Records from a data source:

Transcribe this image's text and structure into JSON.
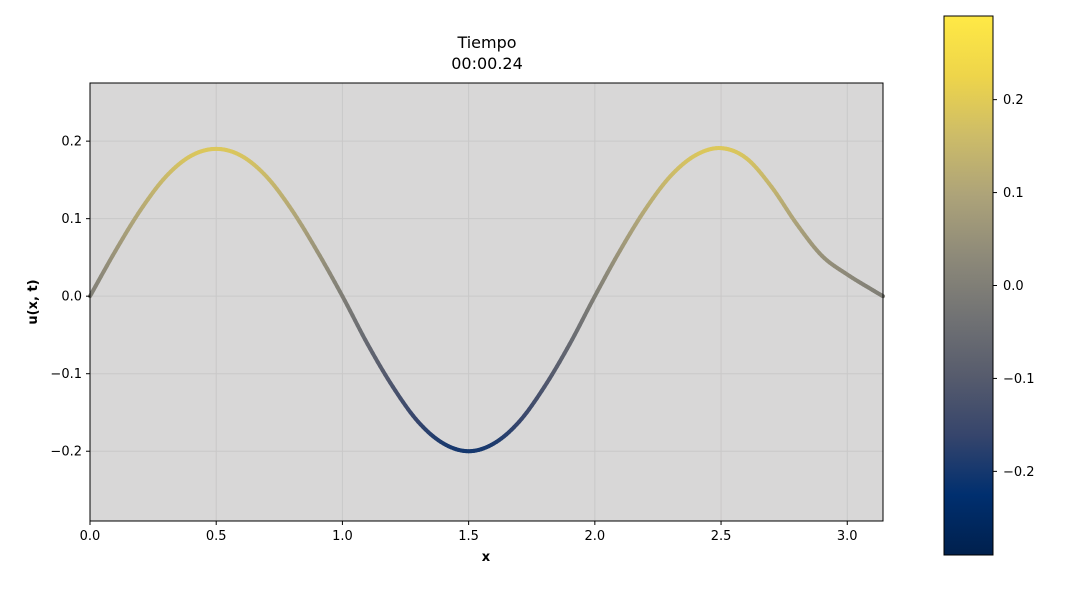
{
  "chart_data": {
    "type": "line",
    "title_line1": "Tiempo",
    "title_line2": "00:00.24",
    "xlabel": "x",
    "ylabel": "u(x, t)",
    "xlim": [
      0,
      3.1416
    ],
    "ylim": [
      -0.29,
      0.275
    ],
    "grid": true,
    "background": "#d8d7d7",
    "x_ticks": [
      "0.0",
      "0.5",
      "1.0",
      "1.5",
      "2.0",
      "2.5",
      "3.0"
    ],
    "y_ticks": [
      "0.2",
      "0.1",
      "0.0",
      "−0.1",
      "−0.2"
    ],
    "series": [
      {
        "x": [
          0,
          0.1,
          0.2,
          0.3,
          0.4,
          0.5,
          0.6,
          0.7,
          0.8,
          0.9,
          1.0,
          1.1,
          1.2,
          1.3,
          1.4,
          1.5,
          1.6,
          1.7,
          1.8,
          1.9,
          2.0,
          2.1,
          2.2,
          2.3,
          2.4,
          2.5,
          2.6,
          2.7,
          2.8,
          2.9,
          3.0,
          3.1,
          3.1416
        ],
        "y": [
          0.0,
          0.058,
          0.111,
          0.154,
          0.181,
          0.19,
          0.181,
          0.154,
          0.111,
          0.058,
          0.0,
          -0.062,
          -0.117,
          -0.162,
          -0.19,
          -0.2,
          -0.19,
          -0.162,
          -0.117,
          -0.062,
          0.0,
          0.059,
          0.112,
          0.155,
          0.182,
          0.191,
          0.178,
          0.141,
          0.093,
          0.052,
          0.028,
          0.008,
          0.0
        ]
      }
    ],
    "colorbar": {
      "colormap": "cividis",
      "range": [
        -0.29,
        0.29
      ],
      "ticks": [
        "0.2",
        "0.1",
        "0.0",
        "−0.1",
        "−0.2"
      ],
      "colors": [
        "#00204d",
        "#002f6f",
        "#36456c",
        "#575c6d",
        "#727374",
        "#8e8a79",
        "#ada379",
        "#cdbc68",
        "#eed54a",
        "#ffe945"
      ]
    }
  }
}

◆ **Goal of the exercise**
Except for the pictures, copy the material above exactly.

◆ **Answer to the problem**
Transcribe this image's text and structure into JSON.
{
  "chart_data": {
    "type": "line",
    "title_line1": "Tiempo",
    "title_line2": "00:00.24",
    "xlabel": "x",
    "ylabel": "u(x, t)",
    "xlim": [
      0,
      3.1416
    ],
    "ylim": [
      -0.29,
      0.275
    ],
    "grid": true,
    "background": "#d8d7d7",
    "x_ticks": [
      "0.0",
      "0.5",
      "1.0",
      "1.5",
      "2.0",
      "2.5",
      "3.0"
    ],
    "y_ticks": [
      "0.2",
      "0.1",
      "0.0",
      "−0.1",
      "−0.2"
    ],
    "series": [
      {
        "x": [
          0,
          0.1,
          0.2,
          0.3,
          0.4,
          0.5,
          0.6,
          0.7,
          0.8,
          0.9,
          1.0,
          1.1,
          1.2,
          1.3,
          1.4,
          1.5,
          1.6,
          1.7,
          1.8,
          1.9,
          2.0,
          2.1,
          2.2,
          2.3,
          2.4,
          2.5,
          2.6,
          2.7,
          2.8,
          2.9,
          3.0,
          3.1,
          3.1416
        ],
        "y": [
          0.0,
          0.058,
          0.111,
          0.154,
          0.181,
          0.19,
          0.181,
          0.154,
          0.111,
          0.058,
          0.0,
          -0.062,
          -0.117,
          -0.162,
          -0.19,
          -0.2,
          -0.19,
          -0.162,
          -0.117,
          -0.062,
          0.0,
          0.059,
          0.112,
          0.155,
          0.182,
          0.191,
          0.178,
          0.141,
          0.093,
          0.052,
          0.028,
          0.008,
          0.0
        ]
      }
    ],
    "colorbar": {
      "colormap": "cividis",
      "range": [
        -0.29,
        0.29
      ],
      "ticks": [
        "0.2",
        "0.1",
        "0.0",
        "−0.1",
        "−0.2"
      ],
      "colors": [
        "#00204d",
        "#002f6f",
        "#36456c",
        "#575c6d",
        "#727374",
        "#8e8a79",
        "#ada379",
        "#cdbc68",
        "#eed54a",
        "#ffe945"
      ]
    }
  }
}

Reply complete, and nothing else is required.